# REQUIREMENT
Comb the records below for the string "Tallahassee" and copy each line where it turns up.

# DATA IN THIS EXERCISE
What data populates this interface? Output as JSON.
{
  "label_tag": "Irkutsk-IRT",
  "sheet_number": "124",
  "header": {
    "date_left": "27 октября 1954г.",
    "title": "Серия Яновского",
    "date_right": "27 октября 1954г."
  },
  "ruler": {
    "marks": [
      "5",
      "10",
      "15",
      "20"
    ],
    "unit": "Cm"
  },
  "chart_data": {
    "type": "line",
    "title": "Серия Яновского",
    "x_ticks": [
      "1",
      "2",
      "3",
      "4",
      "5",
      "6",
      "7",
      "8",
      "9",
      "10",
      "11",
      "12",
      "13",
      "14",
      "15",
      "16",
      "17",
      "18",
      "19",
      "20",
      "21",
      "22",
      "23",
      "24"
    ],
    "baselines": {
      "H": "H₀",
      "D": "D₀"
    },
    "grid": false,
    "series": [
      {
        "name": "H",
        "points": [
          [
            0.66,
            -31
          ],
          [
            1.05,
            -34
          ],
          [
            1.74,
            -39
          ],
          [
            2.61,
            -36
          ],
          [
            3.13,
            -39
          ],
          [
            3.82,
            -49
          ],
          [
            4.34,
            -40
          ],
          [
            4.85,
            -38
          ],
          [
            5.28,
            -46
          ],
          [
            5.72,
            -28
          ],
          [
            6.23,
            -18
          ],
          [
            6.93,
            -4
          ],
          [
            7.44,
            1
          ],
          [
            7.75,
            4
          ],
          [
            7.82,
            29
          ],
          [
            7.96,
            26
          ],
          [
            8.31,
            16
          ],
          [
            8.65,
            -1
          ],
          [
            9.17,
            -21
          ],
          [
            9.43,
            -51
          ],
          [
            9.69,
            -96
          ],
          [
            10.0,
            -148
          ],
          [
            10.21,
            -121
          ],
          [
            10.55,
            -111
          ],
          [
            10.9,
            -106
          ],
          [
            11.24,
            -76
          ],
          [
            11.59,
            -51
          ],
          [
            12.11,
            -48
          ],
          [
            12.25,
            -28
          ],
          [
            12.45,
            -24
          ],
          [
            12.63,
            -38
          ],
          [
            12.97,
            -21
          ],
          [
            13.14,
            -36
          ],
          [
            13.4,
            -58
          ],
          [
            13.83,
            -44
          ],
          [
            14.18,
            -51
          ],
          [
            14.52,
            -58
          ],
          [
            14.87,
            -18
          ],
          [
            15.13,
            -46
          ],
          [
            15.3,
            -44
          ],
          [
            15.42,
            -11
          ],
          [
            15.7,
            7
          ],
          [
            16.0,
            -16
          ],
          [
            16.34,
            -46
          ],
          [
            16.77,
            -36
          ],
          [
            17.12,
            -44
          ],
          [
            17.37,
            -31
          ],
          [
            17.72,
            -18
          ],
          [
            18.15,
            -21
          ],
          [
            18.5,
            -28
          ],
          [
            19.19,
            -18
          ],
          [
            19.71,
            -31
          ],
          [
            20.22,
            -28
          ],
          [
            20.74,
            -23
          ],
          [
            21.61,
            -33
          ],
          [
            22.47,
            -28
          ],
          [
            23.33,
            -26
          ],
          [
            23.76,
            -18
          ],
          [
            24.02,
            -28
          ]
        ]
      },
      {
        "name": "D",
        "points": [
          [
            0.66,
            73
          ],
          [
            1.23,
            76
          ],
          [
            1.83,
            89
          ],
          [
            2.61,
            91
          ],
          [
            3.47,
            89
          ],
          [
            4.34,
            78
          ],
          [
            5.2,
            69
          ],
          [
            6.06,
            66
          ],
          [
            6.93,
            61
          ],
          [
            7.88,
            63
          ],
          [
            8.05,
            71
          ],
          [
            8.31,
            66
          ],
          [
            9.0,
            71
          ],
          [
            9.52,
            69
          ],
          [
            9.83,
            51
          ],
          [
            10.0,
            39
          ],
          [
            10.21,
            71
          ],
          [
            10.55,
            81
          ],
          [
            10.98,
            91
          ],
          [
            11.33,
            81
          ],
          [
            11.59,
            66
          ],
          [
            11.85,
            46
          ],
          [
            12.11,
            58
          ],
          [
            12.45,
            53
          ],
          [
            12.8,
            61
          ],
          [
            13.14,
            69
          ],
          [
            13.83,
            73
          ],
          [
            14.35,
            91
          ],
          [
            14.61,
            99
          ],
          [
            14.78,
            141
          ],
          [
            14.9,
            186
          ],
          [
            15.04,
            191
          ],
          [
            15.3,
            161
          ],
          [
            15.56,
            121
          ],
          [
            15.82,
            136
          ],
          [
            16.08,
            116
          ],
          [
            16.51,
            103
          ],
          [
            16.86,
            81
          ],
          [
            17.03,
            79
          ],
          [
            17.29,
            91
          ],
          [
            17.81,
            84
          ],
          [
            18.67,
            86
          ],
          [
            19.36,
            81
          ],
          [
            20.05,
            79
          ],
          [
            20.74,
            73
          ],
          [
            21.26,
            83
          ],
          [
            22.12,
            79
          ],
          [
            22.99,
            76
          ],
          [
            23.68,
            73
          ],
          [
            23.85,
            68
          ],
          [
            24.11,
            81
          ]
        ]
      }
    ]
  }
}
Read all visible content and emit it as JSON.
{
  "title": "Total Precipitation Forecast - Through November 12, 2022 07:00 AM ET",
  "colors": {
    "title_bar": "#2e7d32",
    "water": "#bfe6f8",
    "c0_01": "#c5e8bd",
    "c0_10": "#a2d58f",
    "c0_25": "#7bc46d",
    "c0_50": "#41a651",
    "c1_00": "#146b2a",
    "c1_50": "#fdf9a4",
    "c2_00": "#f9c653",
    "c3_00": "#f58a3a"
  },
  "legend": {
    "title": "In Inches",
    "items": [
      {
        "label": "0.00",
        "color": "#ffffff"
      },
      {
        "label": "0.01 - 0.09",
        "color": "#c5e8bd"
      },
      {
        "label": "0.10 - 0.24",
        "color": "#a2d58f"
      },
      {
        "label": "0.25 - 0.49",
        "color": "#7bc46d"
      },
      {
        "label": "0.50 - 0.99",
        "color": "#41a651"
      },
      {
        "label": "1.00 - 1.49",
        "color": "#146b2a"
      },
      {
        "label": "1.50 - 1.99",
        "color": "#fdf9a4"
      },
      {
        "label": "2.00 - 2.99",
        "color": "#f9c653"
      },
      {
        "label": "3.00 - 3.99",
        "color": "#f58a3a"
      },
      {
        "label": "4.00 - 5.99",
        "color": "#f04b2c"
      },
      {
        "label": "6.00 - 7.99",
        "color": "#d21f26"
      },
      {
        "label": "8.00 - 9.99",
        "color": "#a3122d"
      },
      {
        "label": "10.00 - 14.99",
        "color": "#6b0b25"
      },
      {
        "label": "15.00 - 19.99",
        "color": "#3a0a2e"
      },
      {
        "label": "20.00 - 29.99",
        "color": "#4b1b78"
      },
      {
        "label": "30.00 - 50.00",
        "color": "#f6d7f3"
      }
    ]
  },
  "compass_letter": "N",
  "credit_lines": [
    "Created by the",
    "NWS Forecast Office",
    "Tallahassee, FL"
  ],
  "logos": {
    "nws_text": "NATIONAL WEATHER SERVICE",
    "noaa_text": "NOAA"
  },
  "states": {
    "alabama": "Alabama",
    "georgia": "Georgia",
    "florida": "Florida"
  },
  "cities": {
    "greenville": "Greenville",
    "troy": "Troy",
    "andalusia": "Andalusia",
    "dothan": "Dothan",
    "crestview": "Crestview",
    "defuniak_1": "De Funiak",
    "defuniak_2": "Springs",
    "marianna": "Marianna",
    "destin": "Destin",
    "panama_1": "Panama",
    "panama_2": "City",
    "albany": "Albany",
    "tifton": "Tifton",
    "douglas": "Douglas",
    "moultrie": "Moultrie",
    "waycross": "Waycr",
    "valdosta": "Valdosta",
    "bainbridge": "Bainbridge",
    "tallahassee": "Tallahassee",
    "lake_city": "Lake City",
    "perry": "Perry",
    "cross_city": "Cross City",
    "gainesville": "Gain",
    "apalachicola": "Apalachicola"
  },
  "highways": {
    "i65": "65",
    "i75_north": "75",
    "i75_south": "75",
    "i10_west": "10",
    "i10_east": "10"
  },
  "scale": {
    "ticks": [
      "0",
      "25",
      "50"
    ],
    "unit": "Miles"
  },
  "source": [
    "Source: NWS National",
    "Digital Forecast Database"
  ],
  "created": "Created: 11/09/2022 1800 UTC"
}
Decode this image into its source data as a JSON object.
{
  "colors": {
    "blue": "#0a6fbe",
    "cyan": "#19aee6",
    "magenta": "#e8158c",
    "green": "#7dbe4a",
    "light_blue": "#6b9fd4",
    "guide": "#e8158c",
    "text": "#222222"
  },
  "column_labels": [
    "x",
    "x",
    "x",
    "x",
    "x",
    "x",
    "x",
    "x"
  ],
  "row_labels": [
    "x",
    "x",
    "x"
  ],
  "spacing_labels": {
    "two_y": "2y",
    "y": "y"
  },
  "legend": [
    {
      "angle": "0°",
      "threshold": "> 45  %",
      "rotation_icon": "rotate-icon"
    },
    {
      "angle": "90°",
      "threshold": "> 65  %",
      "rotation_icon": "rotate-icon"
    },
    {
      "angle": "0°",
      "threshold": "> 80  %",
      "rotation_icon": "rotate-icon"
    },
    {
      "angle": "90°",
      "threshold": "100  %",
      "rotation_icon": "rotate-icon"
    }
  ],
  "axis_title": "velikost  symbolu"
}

# OUTPUT FOR THIS TASK
    "Tallahassee, FL"
    "tallahassee": "Tallahassee",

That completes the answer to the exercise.